— What is asked —
Look for the word "this" in each line and report the count of matching lines, with nothing added.
───── Input records
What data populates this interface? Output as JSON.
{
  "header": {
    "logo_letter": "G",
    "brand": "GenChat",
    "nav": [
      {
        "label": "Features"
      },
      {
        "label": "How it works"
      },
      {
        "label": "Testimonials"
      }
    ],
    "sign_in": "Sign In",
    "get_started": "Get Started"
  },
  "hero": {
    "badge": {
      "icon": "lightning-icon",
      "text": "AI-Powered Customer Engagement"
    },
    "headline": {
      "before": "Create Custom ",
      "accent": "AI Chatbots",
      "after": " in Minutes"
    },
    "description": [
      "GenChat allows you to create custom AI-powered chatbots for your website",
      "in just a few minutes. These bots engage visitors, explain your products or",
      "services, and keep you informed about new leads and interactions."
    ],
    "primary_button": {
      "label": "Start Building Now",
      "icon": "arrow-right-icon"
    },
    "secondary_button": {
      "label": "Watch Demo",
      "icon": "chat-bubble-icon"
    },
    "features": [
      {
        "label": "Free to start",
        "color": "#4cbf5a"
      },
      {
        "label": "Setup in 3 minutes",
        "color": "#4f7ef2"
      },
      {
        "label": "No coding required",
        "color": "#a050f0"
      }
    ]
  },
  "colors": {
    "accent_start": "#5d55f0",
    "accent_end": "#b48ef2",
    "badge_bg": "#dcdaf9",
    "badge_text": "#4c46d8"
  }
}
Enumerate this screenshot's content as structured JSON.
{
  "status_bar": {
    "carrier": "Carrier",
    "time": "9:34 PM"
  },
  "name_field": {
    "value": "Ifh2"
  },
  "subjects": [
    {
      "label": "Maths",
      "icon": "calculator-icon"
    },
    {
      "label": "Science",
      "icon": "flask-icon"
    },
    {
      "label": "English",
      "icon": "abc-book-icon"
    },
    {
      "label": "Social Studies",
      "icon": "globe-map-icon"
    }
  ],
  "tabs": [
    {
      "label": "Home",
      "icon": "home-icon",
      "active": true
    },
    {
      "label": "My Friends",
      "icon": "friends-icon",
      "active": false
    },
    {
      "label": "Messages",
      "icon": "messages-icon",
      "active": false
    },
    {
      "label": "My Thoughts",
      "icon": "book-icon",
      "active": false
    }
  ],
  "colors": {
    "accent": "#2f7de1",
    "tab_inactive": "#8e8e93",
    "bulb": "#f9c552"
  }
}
──────────
— Correct response —
2